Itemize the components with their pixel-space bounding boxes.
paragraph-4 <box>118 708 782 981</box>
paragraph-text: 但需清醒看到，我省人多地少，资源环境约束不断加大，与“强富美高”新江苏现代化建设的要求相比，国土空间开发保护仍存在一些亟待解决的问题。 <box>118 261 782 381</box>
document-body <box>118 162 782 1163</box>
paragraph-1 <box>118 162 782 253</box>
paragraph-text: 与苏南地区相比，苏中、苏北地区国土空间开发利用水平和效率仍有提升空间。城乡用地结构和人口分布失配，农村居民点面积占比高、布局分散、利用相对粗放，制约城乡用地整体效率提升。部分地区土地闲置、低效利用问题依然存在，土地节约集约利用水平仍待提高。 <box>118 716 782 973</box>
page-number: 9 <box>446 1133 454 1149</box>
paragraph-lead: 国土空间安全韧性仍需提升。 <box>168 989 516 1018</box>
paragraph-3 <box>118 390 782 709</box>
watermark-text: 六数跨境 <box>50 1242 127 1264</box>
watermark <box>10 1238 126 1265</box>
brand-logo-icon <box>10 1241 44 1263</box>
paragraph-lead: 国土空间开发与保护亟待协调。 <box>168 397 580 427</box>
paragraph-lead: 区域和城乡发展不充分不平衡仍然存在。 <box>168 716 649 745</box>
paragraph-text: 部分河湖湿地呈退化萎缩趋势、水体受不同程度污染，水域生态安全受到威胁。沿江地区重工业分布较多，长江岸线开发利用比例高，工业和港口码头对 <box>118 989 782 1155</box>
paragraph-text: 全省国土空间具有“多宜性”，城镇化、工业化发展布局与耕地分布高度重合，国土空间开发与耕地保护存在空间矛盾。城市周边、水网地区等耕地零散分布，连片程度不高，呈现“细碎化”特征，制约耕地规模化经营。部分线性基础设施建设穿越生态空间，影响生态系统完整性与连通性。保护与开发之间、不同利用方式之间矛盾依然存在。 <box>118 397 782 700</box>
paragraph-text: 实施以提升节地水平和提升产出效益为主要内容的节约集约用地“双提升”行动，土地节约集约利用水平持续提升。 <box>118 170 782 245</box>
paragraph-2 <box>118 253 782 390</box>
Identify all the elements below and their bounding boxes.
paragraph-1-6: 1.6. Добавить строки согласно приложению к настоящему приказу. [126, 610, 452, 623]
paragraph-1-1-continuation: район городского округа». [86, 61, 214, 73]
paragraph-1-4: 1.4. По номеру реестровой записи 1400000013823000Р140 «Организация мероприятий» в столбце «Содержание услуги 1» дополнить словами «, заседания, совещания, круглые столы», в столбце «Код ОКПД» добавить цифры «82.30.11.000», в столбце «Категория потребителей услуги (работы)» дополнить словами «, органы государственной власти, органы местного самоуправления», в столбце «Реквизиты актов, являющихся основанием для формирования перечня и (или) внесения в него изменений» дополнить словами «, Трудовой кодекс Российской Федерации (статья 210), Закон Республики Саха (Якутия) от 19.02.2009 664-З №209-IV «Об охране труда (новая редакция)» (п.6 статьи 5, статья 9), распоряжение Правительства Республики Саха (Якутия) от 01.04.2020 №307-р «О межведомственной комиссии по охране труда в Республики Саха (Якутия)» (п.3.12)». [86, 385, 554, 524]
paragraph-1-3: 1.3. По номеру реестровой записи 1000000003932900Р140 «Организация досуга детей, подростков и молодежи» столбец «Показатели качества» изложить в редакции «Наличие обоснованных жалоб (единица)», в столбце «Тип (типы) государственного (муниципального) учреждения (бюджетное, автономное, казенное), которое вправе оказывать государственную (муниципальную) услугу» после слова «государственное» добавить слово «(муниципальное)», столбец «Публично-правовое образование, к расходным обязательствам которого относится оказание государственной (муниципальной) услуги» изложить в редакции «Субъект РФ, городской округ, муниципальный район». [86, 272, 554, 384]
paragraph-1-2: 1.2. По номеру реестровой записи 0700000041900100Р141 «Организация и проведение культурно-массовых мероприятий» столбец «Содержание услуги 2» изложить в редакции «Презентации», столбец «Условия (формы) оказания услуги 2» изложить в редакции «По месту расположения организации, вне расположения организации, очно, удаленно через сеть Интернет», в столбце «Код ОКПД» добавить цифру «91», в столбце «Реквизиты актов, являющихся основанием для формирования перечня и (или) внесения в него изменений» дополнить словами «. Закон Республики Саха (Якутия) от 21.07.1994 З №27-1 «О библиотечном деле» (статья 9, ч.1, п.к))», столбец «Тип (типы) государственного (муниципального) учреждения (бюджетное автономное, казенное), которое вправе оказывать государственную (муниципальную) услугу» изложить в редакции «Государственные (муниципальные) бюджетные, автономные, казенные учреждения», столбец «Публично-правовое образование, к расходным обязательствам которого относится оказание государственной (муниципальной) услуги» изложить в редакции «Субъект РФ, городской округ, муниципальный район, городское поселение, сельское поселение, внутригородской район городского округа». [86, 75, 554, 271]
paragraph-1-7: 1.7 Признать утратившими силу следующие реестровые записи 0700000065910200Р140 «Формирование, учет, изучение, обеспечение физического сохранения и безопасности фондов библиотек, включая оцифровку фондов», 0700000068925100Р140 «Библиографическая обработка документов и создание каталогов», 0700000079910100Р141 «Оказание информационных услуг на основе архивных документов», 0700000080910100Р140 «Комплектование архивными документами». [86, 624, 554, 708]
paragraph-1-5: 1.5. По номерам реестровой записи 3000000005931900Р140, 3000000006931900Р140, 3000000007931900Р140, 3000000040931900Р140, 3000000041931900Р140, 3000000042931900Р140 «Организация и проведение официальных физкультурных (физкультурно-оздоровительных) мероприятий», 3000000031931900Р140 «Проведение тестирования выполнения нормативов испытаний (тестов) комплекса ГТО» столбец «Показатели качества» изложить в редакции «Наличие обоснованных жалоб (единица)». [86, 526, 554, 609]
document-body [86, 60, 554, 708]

======

=== STATED GOAL ===
Present every line of the material above as a Markdown table with the columns Row and Line, numbering the rows and leaving out blank lines.

=== FINAL RESULT ===
| Row | Line |
|---|---|
| 1 | Itemize the components with their pixel-space bounding boxes. |
| 2 | paragraph-4 <box>118 708 782 981</box> |
| 3 | paragraph-text: 但需清醒看到，我省人多地少，资源环境约束不断加大，与“强富美高”新江苏现代化建设的要求相比，国土空间开发保护仍存在一些亟待解决的问题。 <box>118 261 782 381</box> |
| 4 | document-body <box>118 162 782 1163</box> |
| 5 | paragraph-1 <box>118 162 782 253</box> |
| 6 | paragraph-text: 与苏南地区相比，苏中、苏北地区国土空间开发利用水平和效率仍有提升空间。城乡用地结构和人口分布失配，农村居民点面积占比高、布局分散、利用相对粗放，制约城乡用地整体效率提升。部分地区土地闲置、低效利用问题依然存在，土地节约集约利用水平仍待提高。 <box>118 716 782 973</box> |
| 7 | page-number: 9 <box>446 1133 454 1149</box> |
| 8 | paragraph-lead: 国土空间安全韧性仍需提升。 <box>168 989 516 1018</box> |
| 9 | paragraph-3 <box>118 390 782 709</box> |
| 10 | watermark-text: 六数跨境 <box>50 1242 127 1264</box> |
| 11 | watermark <box>10 1238 126 1265</box> |
| 12 | brand-logo-icon <box>10 1241 44 1263</box> |
| 13 | paragraph-lead: 国土空间开发与保护亟待协调。 <box>168 397 580 427</box> |
| 14 | paragraph-lead: 区域和城乡发展不充分不平衡仍然存在。 <box>168 716 649 745</box> |
| 15 | paragraph-text: 部分河湖湿地呈退化萎缩趋势、水体受不同程度污染，水域生态安全受到威胁。沿江地区重工业分布较多，长江岸线开发利用比例高，工业和港口码头对 <box>118 989 782 1155</box> |
| 16 | paragraph-text: 全省国土空间具有“多宜性”，城镇化、工业化发展布局与耕地分布高度重合，国土空间开发与耕地保护存在空间矛盾。城市周边、水网地区等耕地零散分布，连片程度不高，呈现“细碎化”特征，制约耕地规模化经营。部分线性基础设施建设穿越生态空间，影响生态系统完整性与连通性。保护与开发之间、不同利用方式之间矛盾依然存在。 <box>118 397 782 700</box> |
| 17 | paragraph-text: 实施以提升节地水平和提升产出效益为主要内容的节约集约用地“双提升”行动，土地节约集约利用水平持续提升。 <box>118 170 782 245</box> |
| 18 | paragraph-2 <box>118 253 782 390</box> |
| 19 | Identify all the elements below and their bounding boxes. |
| 20 | paragraph-1-6: 1.6. Добавить строки согласно приложению к настоящему приказу. [126, 610, 452, 623] |
| 21 | paragraph-1-1-continuation: район городского округа». [86, 61, 214, 73] |
| 22 | paragraph-1-4: 1.4. По номеру реестровой записи 1400000013823000Р140 «Организация мероприятий» в столбце «Содержание услуги 1» дополнить словами «, заседания, совещания, круглые столы», в столбце «Код ОКПД» добавить цифры «82.30.11.000», в столбце «Категория потребителей услуги (работы)» дополнить словами «, органы государственной власти, органы местного самоуправления», в столбце «Реквизиты актов, являющихся основанием для формирования перечня и (или) внесения в него изменений» дополнить словами «, Трудовой кодекс Российской Федерации (статья 210), Закон Республики Саха (Якутия) от 19.02.2009 664-З №209-IV «Об охране труда (новая редакция)» (п.6 статьи 5, статья 9), распоряжение Правительства Республики Саха (Якутия) от 01.04.2020 №307-р «О межведомственной комиссии по охране труда в Республики Саха (Якутия)» (п.3.12)». [86, 385, 554, 524] |
| 23 | paragraph-1-3: 1.3. По номеру реестровой записи 1000000003932900Р140 «Организация досуга детей, подростков и молодежи» столбец «Показатели качества» изложить в редакции «Наличие обоснованных жалоб (единица)», в столбце «Тип (типы) государственного (муниципального) учреждения (бюджетное, автономное, казенное), которое вправе оказывать государственную (муниципальную) услугу» после слова «государственное» добавить слово «(муниципальное)», столбец «Публично-правовое образование, к расходным обязательствам которого относится оказание государственной (муниципальной) услуги» изложить в редакции «Субъект РФ, городской округ, муниципальный район». [86, 272, 554, 384] |
| 24 | paragraph-1-2: 1.2. По номеру реестровой записи 0700000041900100Р141 «Организация и проведение культурно-массовых мероприятий» столбец «Содержание услуги 2» изложить в редакции «Презентации», столбец «Условия (формы) оказания услуги 2» изложить в редакции «По месту расположения организации, вне расположения организации, очно, удаленно через сеть Интернет», в столбце «Код ОКПД» добавить цифру «91», в столбце «Реквизиты актов, являющихся основанием для формирования перечня и (или) внесения в него изменений» дополнить словами «. Закон Республики Саха (Якутия) от 21.07.1994 З №27-1 «О библиотечном деле» (статья 9, ч.1, п.к))», столбец «Тип (типы) государственного (муниципального) учреждения (бюджетное автономное, казенное), которое вправе оказывать государственную (муниципальную) услугу» изложить в редакции «Государственные (муниципальные) бюджетные, автономные, казенные учреждения», столбец «Публично-правовое образование, к расходным обязательствам которого относится оказание государственной (муниципальной) услуги» изложить в редакции «Субъект РФ, городской округ, муниципальный район, городское поселение, сельское поселение, внутригородской район городского округа». [86, 75, 554, 271] |
| 25 | paragraph-1-7: 1.7 Признать утратившими силу следующие реестровые записи 0700000065910200Р140 «Формирование, учет, изучение, обеспечение физического сохранения и безопасности фондов библиотек, включая оцифровку фондов», 0700000068925100Р140 «Библиографическая обработка документов и создание каталогов», 0700000079910100Р141 «Оказание информационных услуг на основе архивных документов», 0700000080910100Р140 «Комплектование архивными документами». [86, 624, 554, 708] |
| 26 | paragraph-1-5: 1.5. По номерам реестровой записи 3000000005931900Р140, 3000000006931900Р140, 3000000007931900Р140, 3000000040931900Р140, 3000000041931900Р140, 3000000042931900Р140 «Организация и проведение официальных физкультурных (физкультурно-оздоровительных) мероприятий», 3000000031931900Р140 «Проведение тестирования выполнения нормативов испытаний (тестов) комплекса ГТО» столбец «Показатели качества» изложить в редакции «Наличие обоснованных жалоб (единица)». [86, 526, 554, 609] |
| 27 | document-body [86, 60, 554, 708] |